REQUIREMENT: Report each line of the data that includes the word "Ριγίναν".

Records:
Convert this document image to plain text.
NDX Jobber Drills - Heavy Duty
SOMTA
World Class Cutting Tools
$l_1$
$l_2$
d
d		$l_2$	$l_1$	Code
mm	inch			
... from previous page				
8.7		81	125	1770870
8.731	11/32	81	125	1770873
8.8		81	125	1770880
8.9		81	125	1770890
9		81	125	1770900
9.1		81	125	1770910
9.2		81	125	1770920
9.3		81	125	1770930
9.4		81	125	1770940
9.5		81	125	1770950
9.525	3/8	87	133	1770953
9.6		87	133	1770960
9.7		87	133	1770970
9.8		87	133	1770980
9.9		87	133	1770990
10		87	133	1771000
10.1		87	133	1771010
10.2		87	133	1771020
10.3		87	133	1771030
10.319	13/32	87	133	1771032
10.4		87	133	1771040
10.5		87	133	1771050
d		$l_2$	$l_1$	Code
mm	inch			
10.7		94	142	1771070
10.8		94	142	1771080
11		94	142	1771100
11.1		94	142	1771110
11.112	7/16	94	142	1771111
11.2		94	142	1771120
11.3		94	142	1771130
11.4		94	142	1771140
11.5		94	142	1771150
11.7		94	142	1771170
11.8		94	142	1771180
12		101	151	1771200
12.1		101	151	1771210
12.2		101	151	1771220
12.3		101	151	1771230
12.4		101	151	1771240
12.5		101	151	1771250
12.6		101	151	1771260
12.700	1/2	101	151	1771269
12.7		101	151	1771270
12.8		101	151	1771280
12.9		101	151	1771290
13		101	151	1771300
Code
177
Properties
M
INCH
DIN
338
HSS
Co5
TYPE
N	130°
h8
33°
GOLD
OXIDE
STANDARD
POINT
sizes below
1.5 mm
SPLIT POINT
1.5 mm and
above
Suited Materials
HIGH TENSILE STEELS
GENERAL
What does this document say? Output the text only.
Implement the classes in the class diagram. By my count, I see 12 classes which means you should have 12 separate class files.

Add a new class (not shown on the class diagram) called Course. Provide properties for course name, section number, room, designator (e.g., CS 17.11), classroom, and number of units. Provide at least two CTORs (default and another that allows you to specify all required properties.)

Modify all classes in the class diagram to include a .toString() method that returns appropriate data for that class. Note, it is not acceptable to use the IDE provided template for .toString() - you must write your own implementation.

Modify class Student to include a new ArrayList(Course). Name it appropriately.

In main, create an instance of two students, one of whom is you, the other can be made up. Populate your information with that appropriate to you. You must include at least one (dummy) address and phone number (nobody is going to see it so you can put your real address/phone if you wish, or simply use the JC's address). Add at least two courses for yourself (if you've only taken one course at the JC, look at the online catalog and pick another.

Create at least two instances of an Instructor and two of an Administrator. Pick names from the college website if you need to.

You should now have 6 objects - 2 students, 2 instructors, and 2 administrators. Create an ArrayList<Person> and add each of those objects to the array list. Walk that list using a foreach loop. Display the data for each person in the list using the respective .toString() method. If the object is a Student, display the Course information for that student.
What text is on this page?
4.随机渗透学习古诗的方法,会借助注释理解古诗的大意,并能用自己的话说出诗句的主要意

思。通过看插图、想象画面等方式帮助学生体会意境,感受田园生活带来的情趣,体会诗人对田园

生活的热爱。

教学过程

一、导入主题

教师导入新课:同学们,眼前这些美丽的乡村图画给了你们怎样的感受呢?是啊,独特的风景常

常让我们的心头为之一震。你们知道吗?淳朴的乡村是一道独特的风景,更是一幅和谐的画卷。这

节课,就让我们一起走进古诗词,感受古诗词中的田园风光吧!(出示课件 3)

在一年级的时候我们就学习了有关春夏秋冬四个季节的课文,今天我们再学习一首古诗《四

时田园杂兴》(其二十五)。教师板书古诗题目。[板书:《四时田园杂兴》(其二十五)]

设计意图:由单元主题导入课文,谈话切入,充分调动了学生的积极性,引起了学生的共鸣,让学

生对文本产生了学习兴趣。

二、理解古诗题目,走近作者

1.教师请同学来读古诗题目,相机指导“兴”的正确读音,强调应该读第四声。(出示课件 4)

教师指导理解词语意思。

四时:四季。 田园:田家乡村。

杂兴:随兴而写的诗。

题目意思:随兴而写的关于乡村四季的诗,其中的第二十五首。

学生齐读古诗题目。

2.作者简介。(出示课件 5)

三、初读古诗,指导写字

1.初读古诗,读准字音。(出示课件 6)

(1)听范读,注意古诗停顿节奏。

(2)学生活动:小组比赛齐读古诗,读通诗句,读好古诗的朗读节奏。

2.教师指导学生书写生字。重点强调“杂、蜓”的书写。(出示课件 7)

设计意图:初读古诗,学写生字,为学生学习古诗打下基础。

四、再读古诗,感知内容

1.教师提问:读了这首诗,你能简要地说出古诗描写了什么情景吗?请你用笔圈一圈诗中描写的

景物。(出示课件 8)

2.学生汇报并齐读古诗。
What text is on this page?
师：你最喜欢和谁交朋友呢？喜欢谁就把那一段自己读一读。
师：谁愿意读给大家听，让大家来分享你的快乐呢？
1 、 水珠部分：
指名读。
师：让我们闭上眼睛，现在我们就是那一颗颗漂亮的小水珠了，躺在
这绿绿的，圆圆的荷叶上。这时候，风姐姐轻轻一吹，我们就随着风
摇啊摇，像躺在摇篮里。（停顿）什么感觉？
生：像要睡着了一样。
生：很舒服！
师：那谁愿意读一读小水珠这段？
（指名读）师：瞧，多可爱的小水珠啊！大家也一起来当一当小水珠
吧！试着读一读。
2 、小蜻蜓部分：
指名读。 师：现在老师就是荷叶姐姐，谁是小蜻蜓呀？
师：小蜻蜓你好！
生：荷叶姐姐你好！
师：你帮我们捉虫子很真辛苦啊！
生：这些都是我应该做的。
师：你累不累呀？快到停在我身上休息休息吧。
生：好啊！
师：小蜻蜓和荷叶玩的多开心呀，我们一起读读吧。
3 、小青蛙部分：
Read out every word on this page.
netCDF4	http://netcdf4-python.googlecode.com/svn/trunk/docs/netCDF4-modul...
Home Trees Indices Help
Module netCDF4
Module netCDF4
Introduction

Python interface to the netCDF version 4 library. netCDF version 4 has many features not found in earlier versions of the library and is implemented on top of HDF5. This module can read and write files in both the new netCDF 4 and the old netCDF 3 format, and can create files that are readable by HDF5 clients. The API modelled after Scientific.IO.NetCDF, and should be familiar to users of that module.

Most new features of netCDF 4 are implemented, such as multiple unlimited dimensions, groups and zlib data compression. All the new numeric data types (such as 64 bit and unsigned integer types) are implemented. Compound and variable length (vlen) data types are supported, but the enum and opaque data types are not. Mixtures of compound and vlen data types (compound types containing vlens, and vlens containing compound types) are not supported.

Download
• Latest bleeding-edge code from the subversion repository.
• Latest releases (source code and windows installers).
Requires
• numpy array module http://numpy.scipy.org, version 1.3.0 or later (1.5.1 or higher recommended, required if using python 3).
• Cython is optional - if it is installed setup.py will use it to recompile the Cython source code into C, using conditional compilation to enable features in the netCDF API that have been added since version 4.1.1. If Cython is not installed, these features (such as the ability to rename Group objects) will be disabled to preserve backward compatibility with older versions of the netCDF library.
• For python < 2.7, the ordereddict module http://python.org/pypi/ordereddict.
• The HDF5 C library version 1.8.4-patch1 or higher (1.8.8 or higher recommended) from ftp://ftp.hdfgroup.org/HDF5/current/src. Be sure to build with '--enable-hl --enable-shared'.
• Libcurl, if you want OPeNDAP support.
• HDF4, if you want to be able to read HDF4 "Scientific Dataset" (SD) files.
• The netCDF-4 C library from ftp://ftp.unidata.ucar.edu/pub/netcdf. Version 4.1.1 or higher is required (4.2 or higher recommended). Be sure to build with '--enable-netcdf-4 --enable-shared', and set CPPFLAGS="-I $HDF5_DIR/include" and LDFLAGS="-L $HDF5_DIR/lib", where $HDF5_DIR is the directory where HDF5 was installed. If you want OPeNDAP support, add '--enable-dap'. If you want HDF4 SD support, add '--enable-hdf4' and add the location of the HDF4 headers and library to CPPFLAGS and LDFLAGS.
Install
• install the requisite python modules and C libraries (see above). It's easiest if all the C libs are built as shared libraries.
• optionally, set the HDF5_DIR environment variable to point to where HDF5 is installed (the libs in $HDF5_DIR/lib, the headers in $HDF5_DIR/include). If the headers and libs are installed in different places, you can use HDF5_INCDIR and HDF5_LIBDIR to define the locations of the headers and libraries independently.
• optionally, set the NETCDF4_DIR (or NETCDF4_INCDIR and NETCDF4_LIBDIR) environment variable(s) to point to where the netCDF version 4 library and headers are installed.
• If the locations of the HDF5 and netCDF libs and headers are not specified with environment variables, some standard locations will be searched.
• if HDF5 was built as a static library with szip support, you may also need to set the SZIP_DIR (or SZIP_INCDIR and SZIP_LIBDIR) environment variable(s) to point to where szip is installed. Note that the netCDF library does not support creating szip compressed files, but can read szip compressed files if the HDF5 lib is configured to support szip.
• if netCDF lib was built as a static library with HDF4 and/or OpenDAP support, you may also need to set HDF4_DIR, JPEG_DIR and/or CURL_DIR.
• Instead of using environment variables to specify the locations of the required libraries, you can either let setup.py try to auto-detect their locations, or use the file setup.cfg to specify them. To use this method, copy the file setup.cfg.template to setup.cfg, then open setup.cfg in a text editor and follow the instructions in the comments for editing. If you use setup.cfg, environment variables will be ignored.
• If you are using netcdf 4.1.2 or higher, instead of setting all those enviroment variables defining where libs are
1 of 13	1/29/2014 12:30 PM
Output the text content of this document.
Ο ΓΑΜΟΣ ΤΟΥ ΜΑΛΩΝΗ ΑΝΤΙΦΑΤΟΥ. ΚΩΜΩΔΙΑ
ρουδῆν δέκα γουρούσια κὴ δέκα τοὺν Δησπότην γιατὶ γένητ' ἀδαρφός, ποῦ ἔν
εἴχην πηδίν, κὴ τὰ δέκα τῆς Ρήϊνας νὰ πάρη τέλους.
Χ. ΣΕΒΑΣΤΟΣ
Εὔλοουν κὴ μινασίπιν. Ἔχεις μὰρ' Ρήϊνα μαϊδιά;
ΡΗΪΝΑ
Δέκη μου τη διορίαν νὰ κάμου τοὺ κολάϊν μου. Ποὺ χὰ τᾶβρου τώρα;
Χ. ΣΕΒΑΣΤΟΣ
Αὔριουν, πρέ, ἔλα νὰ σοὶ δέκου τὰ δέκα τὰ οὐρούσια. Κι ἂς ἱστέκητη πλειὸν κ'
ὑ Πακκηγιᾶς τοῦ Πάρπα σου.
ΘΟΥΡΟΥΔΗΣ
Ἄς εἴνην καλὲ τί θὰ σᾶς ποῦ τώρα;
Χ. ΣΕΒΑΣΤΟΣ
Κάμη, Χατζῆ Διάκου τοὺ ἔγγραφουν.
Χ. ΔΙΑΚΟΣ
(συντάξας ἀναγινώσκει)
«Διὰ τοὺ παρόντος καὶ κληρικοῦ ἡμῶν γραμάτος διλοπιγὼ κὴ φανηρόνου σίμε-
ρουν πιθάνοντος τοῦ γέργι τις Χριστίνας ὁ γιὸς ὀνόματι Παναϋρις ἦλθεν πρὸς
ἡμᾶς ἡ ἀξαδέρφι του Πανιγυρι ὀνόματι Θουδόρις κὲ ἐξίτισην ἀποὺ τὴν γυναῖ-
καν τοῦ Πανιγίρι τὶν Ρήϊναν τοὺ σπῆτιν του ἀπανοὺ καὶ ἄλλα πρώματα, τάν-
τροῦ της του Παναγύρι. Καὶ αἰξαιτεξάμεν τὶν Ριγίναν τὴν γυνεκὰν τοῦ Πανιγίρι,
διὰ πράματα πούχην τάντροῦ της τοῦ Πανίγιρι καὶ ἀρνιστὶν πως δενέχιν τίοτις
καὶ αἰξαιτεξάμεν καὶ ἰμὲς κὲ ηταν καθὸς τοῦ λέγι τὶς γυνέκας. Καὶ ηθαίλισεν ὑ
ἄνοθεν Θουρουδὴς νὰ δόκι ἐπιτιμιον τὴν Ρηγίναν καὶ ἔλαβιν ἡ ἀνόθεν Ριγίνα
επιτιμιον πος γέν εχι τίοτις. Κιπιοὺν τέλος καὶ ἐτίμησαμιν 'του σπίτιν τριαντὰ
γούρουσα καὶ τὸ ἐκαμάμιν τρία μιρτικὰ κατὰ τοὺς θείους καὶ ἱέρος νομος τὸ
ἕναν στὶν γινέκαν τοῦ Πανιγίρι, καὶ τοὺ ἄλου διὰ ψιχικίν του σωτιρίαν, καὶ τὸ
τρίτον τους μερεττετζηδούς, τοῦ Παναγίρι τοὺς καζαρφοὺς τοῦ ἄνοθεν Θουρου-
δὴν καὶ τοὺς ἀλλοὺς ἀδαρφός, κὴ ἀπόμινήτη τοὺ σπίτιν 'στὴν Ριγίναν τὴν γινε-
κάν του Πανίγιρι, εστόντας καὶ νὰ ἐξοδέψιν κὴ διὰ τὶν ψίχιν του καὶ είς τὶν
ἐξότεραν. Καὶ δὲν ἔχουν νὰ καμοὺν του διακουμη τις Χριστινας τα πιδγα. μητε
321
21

CORRECT RESULT:
τροῦ της του Παναγύρι. Καὶ αἰξαιτεξάμεν τὶν Ριγίναν τὴν γυνεκὰν τοῦ Πανιγίρι,
δὴν καὶ τοὺς ἀλλοὺς ἀδαρφός, κὴ ἀπόμινήτη τοὺ σπίτιν 'στὴν Ριγίναν τὴν γινε-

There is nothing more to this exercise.